INFORMATION SUPPLIED >>
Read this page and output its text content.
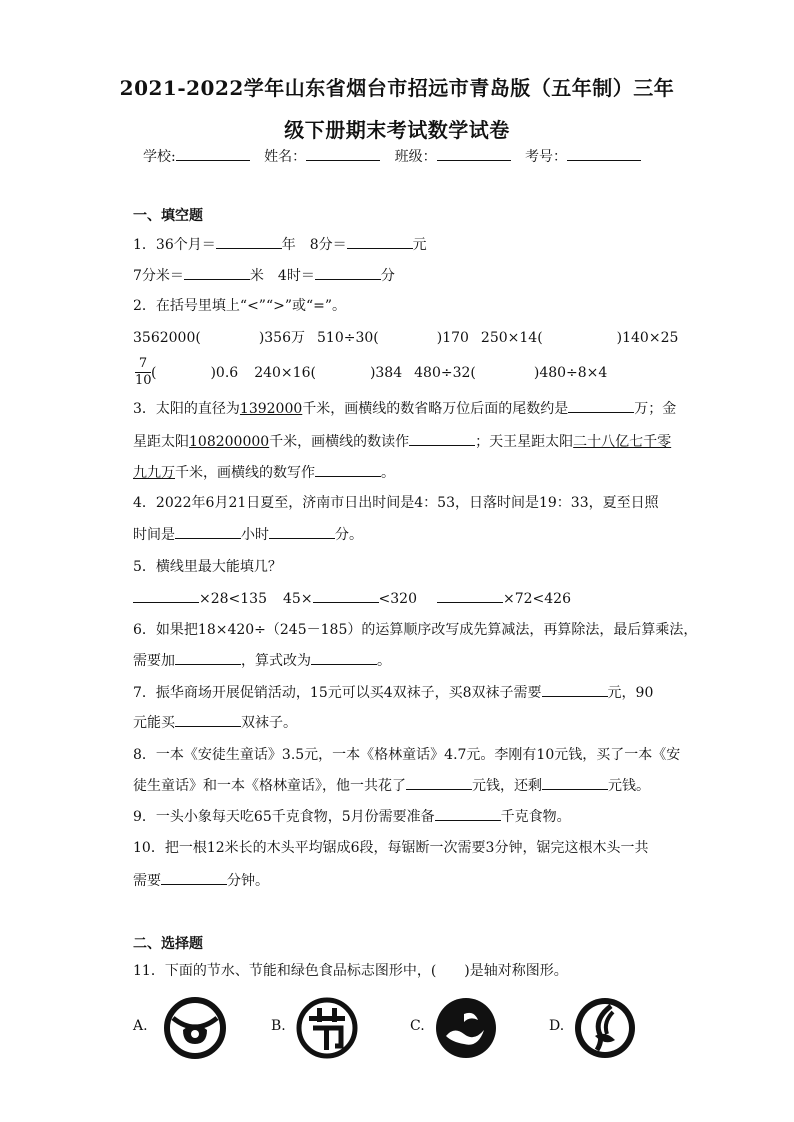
2021-2022学年山东省烟台市招远市青岛版（五年制）三年
级下册期末考试数学试卷
学校:	姓名：	班级：	考号：
一、填空题
1．36个月＝	年　8分＝	元
7分米＝	米　4时＝	分
2．在括号里填上“<”“>”或“=”。
3562000(	)356万 510÷30(	)170 250×14(	)140×25
$\frac{7}{10}$ (	)0.6 240×16(	)384 480÷32(	)480÷8×4
3．太阳的直径为1392000千米，画横线的数省略万位后面的尾数约是	万；金
星距太阳108200000千米，画横线的数读作	；天王星距太阳二十八亿七千零
九九万千米，画横线的数写作	。
4．2022年6月21日夏至，济南市日出时间是4：53，日落时间是19：33，夏至日照
时间是	小时	分。
5．横线里最大能填几？
×28<135 45×	<320	×72<426
6．如果把18×420÷（245－185）的运算顺序改写成先算减法，再算除法，最后算乘法，
需要加	，算式改为	。
7．振华商场开展促销活动，15元可以买4双袜子，买8双袜子需要	元，90
元能买	双袜子。
8．一本《安徒生童话》3.5元，一本《格林童话》4.7元。李刚有10元钱，买了一本《安
徒生童话》和一本《格林童话》，他一共花了	元钱，还剩	元钱。
9．一头小象每天吃65千克食物，5月份需要准备	千克食物。
10．把一根12米长的木头平均锯成6段，每锯断一次需要3分钟，锯完这根木头一共
需要	分钟。
二、选择题
11．下面的节水、节能和绿色食品标志图形中，(　　)是轴对称图形。
A.	B.	C.	D.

WORK TO COMPLETE >> Go through the listing above and write it out again exactly, dropping the pictures.

ANSWER TO THIS PROBLEM >>
Read this page and output its text content.
2021-2022学年山东省烟台市招远市青岛版（五年制）三年
级下册期末考试数学试卷
学校:	姓名：	班级：	考号：
一、填空题
1．36个月＝	年　8分＝	元
7分米＝	米　4时＝	分
2．在括号里填上“<”“>”或“=”。
3562000(	)356万 510÷30(	)170 250×14(	)140×25
$\frac{7}{10}$ (	)0.6 240×16(	)384 480÷32(	)480÷8×4
3．太阳的直径为1392000千米，画横线的数省略万位后面的尾数约是	万；金
星距太阳108200000千米，画横线的数读作	；天王星距太阳二十八亿七千零
九九万千米，画横线的数写作	。
4．2022年6月21日夏至，济南市日出时间是4：53，日落时间是19：33，夏至日照
时间是	小时	分。
5．横线里最大能填几？
×28<135 45×	<320	×72<426
6．如果把18×420÷（245－185）的运算顺序改写成先算减法，再算除法，最后算乘法，
需要加	，算式改为	。
7．振华商场开展促销活动，15元可以买4双袜子，买8双袜子需要	元，90
元能买	双袜子。
8．一本《安徒生童话》3.5元，一本《格林童话》4.7元。李刚有10元钱，买了一本《安
徒生童话》和一本《格林童话》，他一共花了	元钱，还剩	元钱。
9．一头小象每天吃65千克食物，5月份需要准备	千克食物。
10．把一根12米长的木头平均锯成6段，每锯断一次需要3分钟，锯完这根木头一共
需要	分钟。
二、选择题
11．下面的节水、节能和绿色食品标志图形中，(　　)是轴对称图形。
A.	B.	C.	D.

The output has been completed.